__WORK TO DO__
Every line in the listing is to be echoed verbatim.

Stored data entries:
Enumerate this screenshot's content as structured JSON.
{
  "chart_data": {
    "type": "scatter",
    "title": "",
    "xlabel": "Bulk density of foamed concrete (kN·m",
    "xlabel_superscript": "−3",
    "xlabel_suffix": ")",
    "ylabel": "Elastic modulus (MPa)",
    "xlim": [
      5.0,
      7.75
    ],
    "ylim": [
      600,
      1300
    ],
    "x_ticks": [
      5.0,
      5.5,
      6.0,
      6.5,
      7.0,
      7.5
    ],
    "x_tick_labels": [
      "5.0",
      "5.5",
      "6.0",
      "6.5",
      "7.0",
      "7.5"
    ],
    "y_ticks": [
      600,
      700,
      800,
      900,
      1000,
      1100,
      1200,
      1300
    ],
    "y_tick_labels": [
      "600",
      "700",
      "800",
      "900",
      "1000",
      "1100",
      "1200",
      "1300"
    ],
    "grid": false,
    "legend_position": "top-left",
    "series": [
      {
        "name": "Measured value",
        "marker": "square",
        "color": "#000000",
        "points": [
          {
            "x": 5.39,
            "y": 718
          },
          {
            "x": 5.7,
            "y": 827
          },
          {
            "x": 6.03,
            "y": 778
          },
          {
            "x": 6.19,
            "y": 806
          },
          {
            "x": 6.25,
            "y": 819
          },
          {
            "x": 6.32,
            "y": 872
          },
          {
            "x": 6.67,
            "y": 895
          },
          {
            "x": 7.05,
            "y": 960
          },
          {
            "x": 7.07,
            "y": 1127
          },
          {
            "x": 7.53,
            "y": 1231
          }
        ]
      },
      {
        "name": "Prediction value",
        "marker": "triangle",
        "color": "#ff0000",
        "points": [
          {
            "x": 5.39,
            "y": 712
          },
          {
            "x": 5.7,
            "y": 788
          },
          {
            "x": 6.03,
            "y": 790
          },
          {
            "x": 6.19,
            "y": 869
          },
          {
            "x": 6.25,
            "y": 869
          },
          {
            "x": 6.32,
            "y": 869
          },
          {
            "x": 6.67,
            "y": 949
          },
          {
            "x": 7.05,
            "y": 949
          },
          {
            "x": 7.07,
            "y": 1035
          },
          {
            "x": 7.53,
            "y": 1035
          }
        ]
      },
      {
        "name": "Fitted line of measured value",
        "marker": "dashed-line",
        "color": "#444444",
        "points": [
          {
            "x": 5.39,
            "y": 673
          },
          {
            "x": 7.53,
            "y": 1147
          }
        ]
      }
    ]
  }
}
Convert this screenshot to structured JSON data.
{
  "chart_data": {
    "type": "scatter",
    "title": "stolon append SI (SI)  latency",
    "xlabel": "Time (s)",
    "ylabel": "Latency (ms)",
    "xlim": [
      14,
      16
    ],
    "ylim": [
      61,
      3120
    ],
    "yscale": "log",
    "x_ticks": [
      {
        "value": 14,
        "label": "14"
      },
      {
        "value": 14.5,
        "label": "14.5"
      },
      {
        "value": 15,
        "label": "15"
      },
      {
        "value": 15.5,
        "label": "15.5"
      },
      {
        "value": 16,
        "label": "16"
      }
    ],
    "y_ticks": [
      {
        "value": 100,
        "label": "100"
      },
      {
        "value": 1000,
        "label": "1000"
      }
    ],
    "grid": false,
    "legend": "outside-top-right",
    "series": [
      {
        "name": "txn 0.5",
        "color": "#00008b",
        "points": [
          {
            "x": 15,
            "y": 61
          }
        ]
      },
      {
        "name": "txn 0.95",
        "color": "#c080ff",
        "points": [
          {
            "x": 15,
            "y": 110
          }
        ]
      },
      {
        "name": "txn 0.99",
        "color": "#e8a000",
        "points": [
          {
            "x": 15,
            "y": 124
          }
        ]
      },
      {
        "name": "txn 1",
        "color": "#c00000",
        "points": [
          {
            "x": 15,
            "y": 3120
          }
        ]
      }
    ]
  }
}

__EXERCISE RESULT__
Enumerate this screenshot's content as structured JSON.
{
  "chart_data": {
    "type": "scatter",
    "title": "",
    "xlabel": "Bulk density of foamed concrete (kN·m",
    "xlabel_superscript": "−3",
    "xlabel_suffix": ")",
    "ylabel": "Elastic modulus (MPa)",
    "xlim": [
      5.0,
      7.75
    ],
    "ylim": [
      600,
      1300
    ],
    "x_ticks": [
      5.0,
      5.5,
      6.0,
      6.5,
      7.0,
      7.5
    ],
    "x_tick_labels": [
      "5.0",
      "5.5",
      "6.0",
      "6.5",
      "7.0",
      "7.5"
    ],
    "y_ticks": [
      600,
      700,
      800,
      900,
      1000,
      1100,
      1200,
      1300
    ],
    "y_tick_labels": [
      "600",
      "700",
      "800",
      "900",
      "1000",
      "1100",
      "1200",
      "1300"
    ],
    "grid": false,
    "legend_position": "top-left",
    "series": [
      {
        "name": "Measured value",
        "marker": "square",
        "color": "#000000",
        "points": [
          {
            "x": 5.39,
            "y": 718
          },
          {
            "x": 5.7,
            "y": 827
          },
          {
            "x": 6.03,
            "y": 778
          },
          {
            "x": 6.19,
            "y": 806
          },
          {
            "x": 6.25,
            "y": 819
          },
          {
            "x": 6.32,
            "y": 872
          },
          {
            "x": 6.67,
            "y": 895
          },
          {
            "x": 7.05,
            "y": 960
          },
          {
            "x": 7.07,
            "y": 1127
          },
          {
            "x": 7.53,
            "y": 1231
          }
        ]
      },
      {
        "name": "Prediction value",
        "marker": "triangle",
        "color": "#ff0000",
        "points": [
          {
            "x": 5.39,
            "y": 712
          },
          {
            "x": 5.7,
            "y": 788
          },
          {
            "x": 6.03,
            "y": 790
          },
          {
            "x": 6.19,
            "y": 869
          },
          {
            "x": 6.25,
            "y": 869
          },
          {
            "x": 6.32,
            "y": 869
          },
          {
            "x": 6.67,
            "y": 949
          },
          {
            "x": 7.05,
            "y": 949
          },
          {
            "x": 7.07,
            "y": 1035
          },
          {
            "x": 7.53,
            "y": 1035
          }
        ]
      },
      {
        "name": "Fitted line of measured value",
        "marker": "dashed-line",
        "color": "#444444",
        "points": [
          {
            "x": 5.39,
            "y": 673
          },
          {
            "x": 7.53,
            "y": 1147
          }
        ]
      }
    ]
  }
}
Convert this screenshot to structured JSON data.
{
  "chart_data": {
    "type": "scatter",
    "title": "stolon append SI (SI)  latency",
    "xlabel": "Time (s)",
    "ylabel": "Latency (ms)",
    "xlim": [
      14,
      16
    ],
    "ylim": [
      61,
      3120
    ],
    "yscale": "log",
    "x_ticks": [
      {
        "value": 14,
        "label": "14"
      },
      {
        "value": 14.5,
        "label": "14.5"
      },
      {
        "value": 15,
        "label": "15"
      },
      {
        "value": 15.5,
        "label": "15.5"
      },
      {
        "value": 16,
        "label": "16"
      }
    ],
    "y_ticks": [
      {
        "value": 100,
        "label": "100"
      },
      {
        "value": 1000,
        "label": "1000"
      }
    ],
    "grid": false,
    "legend": "outside-top-right",
    "series": [
      {
        "name": "txn 0.5",
        "color": "#00008b",
        "points": [
          {
            "x": 15,
            "y": 61
          }
        ]
      },
      {
        "name": "txn 0.95",
        "color": "#c080ff",
        "points": [
          {
            "x": 15,
            "y": 110
          }
        ]
      },
      {
        "name": "txn 0.99",
        "color": "#e8a000",
        "points": [
          {
            "x": 15,
            "y": 124
          }
        ]
      },
      {
        "name": "txn 1",
        "color": "#c00000",
        "points": [
          {
            "x": 15,
            "y": 3120
          }
        ]
      }
    ]
  }
}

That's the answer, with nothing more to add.